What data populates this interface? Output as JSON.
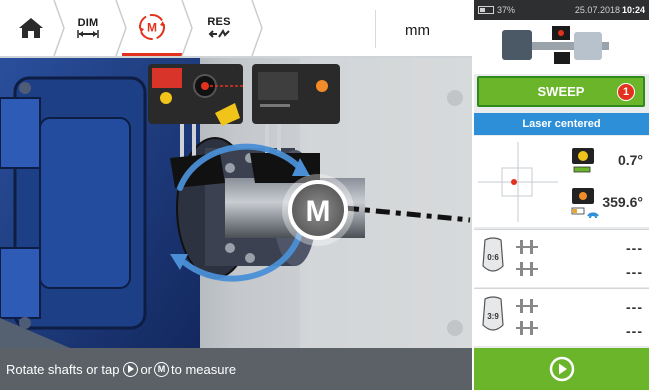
{
  "toolbar": {
    "home_icon": "home-icon",
    "dim_label": "DIM",
    "measure_icon_letter": "M",
    "res_label": "RES",
    "unit": "mm"
  },
  "status_bar": {
    "text_before": "Rotate shafts or tap",
    "text_middle": "or",
    "text_after": "to measure",
    "inline_m": "M"
  },
  "system_bar": {
    "battery": "37%",
    "date": "25.07.2018",
    "time": "10:24"
  },
  "sweep_button": {
    "label": "SWEEP",
    "badge": "1"
  },
  "laser_status": "Laser centered",
  "sensor_readings": {
    "top": "0.7°",
    "bottom": "359.6°"
  },
  "positions": [
    {
      "icon_text": "0:6",
      "values": [
        "---",
        "---"
      ]
    },
    {
      "icon_text": "3:9",
      "values": [
        "---",
        "---"
      ]
    }
  ],
  "overlay_letter": "M",
  "colors": {
    "accent_red": "#e2321d",
    "green": "#6ab52a",
    "blue": "#2c8fd8",
    "status_bar": "#5b6166"
  }
}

# PROBLEM TO WORK ON
Write every entry out again exactly, dropping the pictures.

# EXPECTED ANSWER
What data populates this interface? Output as JSON.
{
  "toolbar": {
    "home_icon": "home-icon",
    "dim_label": "DIM",
    "measure_icon_letter": "M",
    "res_label": "RES",
    "unit": "mm"
  },
  "status_bar": {
    "text_before": "Rotate shafts or tap",
    "text_middle": "or",
    "text_after": "to measure",
    "inline_m": "M"
  },
  "system_bar": {
    "battery": "37%",
    "date": "25.07.2018",
    "time": "10:24"
  },
  "sweep_button": {
    "label": "SWEEP",
    "badge": "1"
  },
  "laser_status": "Laser centered",
  "sensor_readings": {
    "top": "0.7°",
    "bottom": "359.6°"
  },
  "positions": [
    {
      "icon_text": "0:6",
      "values": [
        "---",
        "---"
      ]
    },
    {
      "icon_text": "3:9",
      "values": [
        "---",
        "---"
      ]
    }
  ],
  "overlay_letter": "M",
  "colors": {
    "accent_red": "#e2321d",
    "green": "#6ab52a",
    "blue": "#2c8fd8",
    "status_bar": "#5b6166"
  }
}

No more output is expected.